### Material for this exercise
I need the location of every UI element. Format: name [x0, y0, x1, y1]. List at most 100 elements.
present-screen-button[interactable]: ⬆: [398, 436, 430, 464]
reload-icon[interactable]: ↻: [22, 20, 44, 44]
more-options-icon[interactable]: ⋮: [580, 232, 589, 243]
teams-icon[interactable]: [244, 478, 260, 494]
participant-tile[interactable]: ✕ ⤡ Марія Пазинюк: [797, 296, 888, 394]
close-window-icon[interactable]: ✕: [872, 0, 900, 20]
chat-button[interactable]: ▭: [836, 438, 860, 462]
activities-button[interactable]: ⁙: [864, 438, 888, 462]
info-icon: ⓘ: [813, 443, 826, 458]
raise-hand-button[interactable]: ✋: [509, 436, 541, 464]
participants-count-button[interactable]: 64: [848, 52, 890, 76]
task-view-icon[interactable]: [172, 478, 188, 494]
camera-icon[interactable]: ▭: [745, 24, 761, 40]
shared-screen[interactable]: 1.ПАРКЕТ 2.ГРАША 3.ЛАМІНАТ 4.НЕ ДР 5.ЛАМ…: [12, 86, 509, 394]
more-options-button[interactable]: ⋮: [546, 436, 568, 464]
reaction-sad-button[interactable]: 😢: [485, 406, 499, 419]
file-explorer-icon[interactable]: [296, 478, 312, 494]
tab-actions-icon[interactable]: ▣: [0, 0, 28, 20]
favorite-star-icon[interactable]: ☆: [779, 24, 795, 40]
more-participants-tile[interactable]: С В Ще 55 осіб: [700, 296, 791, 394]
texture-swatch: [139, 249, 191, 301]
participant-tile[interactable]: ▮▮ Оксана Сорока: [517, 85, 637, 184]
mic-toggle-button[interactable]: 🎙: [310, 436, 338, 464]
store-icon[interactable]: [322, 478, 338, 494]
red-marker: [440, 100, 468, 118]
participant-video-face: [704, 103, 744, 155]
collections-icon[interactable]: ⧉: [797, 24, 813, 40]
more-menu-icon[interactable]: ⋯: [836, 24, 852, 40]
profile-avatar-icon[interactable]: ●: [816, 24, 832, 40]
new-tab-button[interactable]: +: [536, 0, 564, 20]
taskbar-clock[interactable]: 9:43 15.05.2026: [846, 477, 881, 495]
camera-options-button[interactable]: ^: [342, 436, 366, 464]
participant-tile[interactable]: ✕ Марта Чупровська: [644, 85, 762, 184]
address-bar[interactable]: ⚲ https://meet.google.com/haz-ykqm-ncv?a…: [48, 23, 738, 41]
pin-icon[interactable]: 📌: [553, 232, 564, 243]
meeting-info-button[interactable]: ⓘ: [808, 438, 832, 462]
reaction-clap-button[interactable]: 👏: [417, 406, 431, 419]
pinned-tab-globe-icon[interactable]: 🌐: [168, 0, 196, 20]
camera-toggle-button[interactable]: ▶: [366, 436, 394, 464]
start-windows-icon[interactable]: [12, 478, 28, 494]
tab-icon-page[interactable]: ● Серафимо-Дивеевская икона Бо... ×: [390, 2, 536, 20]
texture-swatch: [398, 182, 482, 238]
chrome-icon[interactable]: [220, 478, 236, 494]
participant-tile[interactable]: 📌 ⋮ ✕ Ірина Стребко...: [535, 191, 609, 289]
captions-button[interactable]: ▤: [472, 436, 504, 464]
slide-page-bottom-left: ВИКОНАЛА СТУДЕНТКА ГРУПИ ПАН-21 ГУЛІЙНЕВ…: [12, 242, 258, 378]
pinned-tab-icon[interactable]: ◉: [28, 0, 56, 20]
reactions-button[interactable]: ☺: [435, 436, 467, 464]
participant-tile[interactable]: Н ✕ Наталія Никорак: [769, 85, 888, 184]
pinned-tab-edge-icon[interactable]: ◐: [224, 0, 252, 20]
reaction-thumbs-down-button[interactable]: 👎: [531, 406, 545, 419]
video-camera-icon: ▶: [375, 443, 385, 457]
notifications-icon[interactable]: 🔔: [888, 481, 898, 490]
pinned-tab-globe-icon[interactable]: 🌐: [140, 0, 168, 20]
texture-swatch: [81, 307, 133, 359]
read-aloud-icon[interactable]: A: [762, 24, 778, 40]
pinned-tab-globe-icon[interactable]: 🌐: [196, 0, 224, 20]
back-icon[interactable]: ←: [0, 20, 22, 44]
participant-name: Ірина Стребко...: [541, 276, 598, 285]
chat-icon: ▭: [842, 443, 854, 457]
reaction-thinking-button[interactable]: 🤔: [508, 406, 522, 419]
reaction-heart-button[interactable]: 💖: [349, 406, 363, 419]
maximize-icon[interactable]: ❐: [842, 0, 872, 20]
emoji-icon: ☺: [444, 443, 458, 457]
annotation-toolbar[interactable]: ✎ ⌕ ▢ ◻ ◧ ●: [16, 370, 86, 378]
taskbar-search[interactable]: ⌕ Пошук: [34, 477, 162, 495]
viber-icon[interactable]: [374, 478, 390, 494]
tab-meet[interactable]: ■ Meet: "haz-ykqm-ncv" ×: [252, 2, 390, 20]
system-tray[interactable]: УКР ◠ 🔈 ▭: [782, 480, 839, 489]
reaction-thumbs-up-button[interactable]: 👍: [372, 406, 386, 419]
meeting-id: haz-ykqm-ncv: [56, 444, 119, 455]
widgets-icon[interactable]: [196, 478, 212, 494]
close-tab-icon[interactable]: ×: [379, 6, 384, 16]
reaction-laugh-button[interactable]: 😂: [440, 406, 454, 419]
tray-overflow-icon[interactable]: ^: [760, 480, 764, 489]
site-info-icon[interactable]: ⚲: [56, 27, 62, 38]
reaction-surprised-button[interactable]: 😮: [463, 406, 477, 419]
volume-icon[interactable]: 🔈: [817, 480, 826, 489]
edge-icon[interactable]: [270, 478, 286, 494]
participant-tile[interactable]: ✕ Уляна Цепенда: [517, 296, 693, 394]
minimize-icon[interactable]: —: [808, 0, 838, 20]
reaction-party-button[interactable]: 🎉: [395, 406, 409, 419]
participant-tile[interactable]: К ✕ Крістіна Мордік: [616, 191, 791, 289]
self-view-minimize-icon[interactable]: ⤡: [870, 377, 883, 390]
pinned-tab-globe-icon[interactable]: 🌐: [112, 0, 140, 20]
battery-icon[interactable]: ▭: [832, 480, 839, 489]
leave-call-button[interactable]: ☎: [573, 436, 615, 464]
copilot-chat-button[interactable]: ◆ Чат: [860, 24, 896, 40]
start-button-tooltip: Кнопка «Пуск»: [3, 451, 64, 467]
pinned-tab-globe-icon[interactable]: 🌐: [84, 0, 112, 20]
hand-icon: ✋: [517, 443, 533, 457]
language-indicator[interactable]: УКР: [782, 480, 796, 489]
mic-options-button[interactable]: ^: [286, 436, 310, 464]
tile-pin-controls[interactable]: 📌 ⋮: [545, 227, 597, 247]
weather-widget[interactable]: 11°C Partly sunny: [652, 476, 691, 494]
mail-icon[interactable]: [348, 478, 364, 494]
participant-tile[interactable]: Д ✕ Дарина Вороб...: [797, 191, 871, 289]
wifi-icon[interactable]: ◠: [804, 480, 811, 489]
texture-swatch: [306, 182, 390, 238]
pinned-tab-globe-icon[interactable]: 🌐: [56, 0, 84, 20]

### Challenge
How many lines in the listing above contain the string "close"? Case counts. Reply with the number only.

### Written response
2